SET EXERCISE —
Please quote the material exactly, every line of it.

═════ DATA

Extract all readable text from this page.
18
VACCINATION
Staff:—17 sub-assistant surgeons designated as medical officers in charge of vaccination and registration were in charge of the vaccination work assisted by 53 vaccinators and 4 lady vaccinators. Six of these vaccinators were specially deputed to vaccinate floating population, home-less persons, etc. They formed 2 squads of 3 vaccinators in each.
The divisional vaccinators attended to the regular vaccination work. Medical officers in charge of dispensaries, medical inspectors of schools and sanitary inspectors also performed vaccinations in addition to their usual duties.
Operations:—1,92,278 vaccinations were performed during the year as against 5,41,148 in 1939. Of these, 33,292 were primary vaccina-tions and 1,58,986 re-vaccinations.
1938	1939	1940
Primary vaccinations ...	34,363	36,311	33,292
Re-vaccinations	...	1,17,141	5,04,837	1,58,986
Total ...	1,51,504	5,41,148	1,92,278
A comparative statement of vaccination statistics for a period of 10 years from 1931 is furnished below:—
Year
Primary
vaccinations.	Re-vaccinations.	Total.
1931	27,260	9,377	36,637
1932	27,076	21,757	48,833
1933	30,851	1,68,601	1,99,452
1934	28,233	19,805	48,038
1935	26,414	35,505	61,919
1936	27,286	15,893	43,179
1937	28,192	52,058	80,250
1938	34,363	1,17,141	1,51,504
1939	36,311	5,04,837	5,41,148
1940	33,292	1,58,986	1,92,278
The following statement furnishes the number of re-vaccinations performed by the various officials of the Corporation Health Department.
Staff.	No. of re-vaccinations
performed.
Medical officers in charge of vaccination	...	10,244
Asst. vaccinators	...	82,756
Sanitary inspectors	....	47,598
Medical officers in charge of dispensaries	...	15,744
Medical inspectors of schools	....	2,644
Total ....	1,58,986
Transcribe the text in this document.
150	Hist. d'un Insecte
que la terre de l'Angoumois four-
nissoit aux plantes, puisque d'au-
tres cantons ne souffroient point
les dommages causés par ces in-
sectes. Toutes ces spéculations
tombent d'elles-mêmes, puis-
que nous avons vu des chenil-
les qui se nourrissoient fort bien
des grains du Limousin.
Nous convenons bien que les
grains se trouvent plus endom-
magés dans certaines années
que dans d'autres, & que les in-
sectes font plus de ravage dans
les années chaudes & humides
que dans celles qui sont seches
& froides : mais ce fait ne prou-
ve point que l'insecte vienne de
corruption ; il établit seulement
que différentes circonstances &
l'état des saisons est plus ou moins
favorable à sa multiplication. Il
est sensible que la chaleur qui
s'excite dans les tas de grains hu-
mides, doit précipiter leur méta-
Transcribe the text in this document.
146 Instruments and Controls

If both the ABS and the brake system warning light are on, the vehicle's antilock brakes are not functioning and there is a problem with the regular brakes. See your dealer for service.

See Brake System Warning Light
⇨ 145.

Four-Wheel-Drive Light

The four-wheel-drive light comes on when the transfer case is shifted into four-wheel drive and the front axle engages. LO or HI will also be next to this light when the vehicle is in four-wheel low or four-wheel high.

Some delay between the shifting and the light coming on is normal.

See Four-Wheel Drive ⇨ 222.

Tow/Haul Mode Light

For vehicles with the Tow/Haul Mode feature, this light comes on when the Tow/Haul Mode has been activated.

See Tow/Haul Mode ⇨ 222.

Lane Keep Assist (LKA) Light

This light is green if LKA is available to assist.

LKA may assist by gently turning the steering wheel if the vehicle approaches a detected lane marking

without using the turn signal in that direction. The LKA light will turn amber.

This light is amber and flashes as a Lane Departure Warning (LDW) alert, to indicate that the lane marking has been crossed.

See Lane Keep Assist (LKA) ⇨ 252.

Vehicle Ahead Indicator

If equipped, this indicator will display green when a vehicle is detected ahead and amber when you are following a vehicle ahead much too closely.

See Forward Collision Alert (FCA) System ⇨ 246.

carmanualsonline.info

══════════

RESULT FOR THIS TASK —
Extract all readable text from this page.
18
VACCINATION
Staff:—17 sub-assistant surgeons designated as medical officers in charge of vaccination and registration were in charge of the vaccination work assisted by 53 vaccinators and 4 lady vaccinators. Six of these vaccinators were specially deputed to vaccinate floating population, home-less persons, etc. They formed 2 squads of 3 vaccinators in each.
The divisional vaccinators attended to the regular vaccination work. Medical officers in charge of dispensaries, medical inspectors of schools and sanitary inspectors also performed vaccinations in addition to their usual duties.
Operations:—1,92,278 vaccinations were performed during the year as against 5,41,148 in 1939. Of these, 33,292 were primary vaccina-tions and 1,58,986 re-vaccinations.
1938	1939	1940
Primary vaccinations ...	34,363	36,311	33,292
Re-vaccinations	...	1,17,141	5,04,837	1,58,986
Total ...	1,51,504	5,41,148	1,92,278
A comparative statement of vaccination statistics for a period of 10 years from 1931 is furnished below:—
Year
Primary
vaccinations.	Re-vaccinations.	Total.
1931	27,260	9,377	36,637
1932	27,076	21,757	48,833
1933	30,851	1,68,601	1,99,452
1934	28,233	19,805	48,038
1935	26,414	35,505	61,919
1936	27,286	15,893	43,179
1937	28,192	52,058	80,250
1938	34,363	1,17,141	1,51,504
1939	36,311	5,04,837	5,41,148
1940	33,292	1,58,986	1,92,278
The following statement furnishes the number of re-vaccinations performed by the various officials of the Corporation Health Department.
Staff.	No. of re-vaccinations
performed.
Medical officers in charge of vaccination	...	10,244
Asst. vaccinators	...	82,756
Sanitary inspectors	....	47,598
Medical officers in charge of dispensaries	...	15,744
Medical inspectors of schools	....	2,644
Total ....	1,58,986
Transcribe the text in this document.
150	Hist. d'un Insecte
que la terre de l'Angoumois four-
nissoit aux plantes, puisque d'au-
tres cantons ne souffroient point
les dommages causés par ces in-
sectes. Toutes ces spéculations
tombent d'elles-mêmes, puis-
que nous avons vu des chenil-
les qui se nourrissoient fort bien
des grains du Limousin.
Nous convenons bien que les
grains se trouvent plus endom-
magés dans certaines années
que dans d'autres, & que les in-
sectes font plus de ravage dans
les années chaudes & humides
que dans celles qui sont seches
& froides : mais ce fait ne prou-
ve point que l'insecte vienne de
corruption ; il établit seulement
que différentes circonstances &
l'état des saisons est plus ou moins
favorable à sa multiplication. Il
est sensible que la chaleur qui
s'excite dans les tas de grains hu-
mides, doit précipiter leur méta-
Transcribe the text in this document.
146 Instruments and Controls

If both the ABS and the brake system warning light are on, the vehicle's antilock brakes are not functioning and there is a problem with the regular brakes. See your dealer for service.

See Brake System Warning Light
⇨ 145.

Four-Wheel-Drive Light

The four-wheel-drive light comes on when the transfer case is shifted into four-wheel drive and the front axle engages. LO or HI will also be next to this light when the vehicle is in four-wheel low or four-wheel high.

Some delay between the shifting and the light coming on is normal.

See Four-Wheel Drive ⇨ 222.

Tow/Haul Mode Light

For vehicles with the Tow/Haul Mode feature, this light comes on when the Tow/Haul Mode has been activated.

See Tow/Haul Mode ⇨ 222.

Lane Keep Assist (LKA) Light

This light is green if LKA is available to assist.

LKA may assist by gently turning the steering wheel if the vehicle approaches a detected lane marking

without using the turn signal in that direction. The LKA light will turn amber.

This light is amber and flashes as a Lane Departure Warning (LDW) alert, to indicate that the lane marking has been crossed.

See Lane Keep Assist (LKA) ⇨ 252.

Vehicle Ahead Indicator

If equipped, this indicator will display green when a vehicle is detected ahead and amber when you are following a vehicle ahead much too closely.

See Forward Collision Alert (FCA) System ⇨ 246.

carmanualsonline.info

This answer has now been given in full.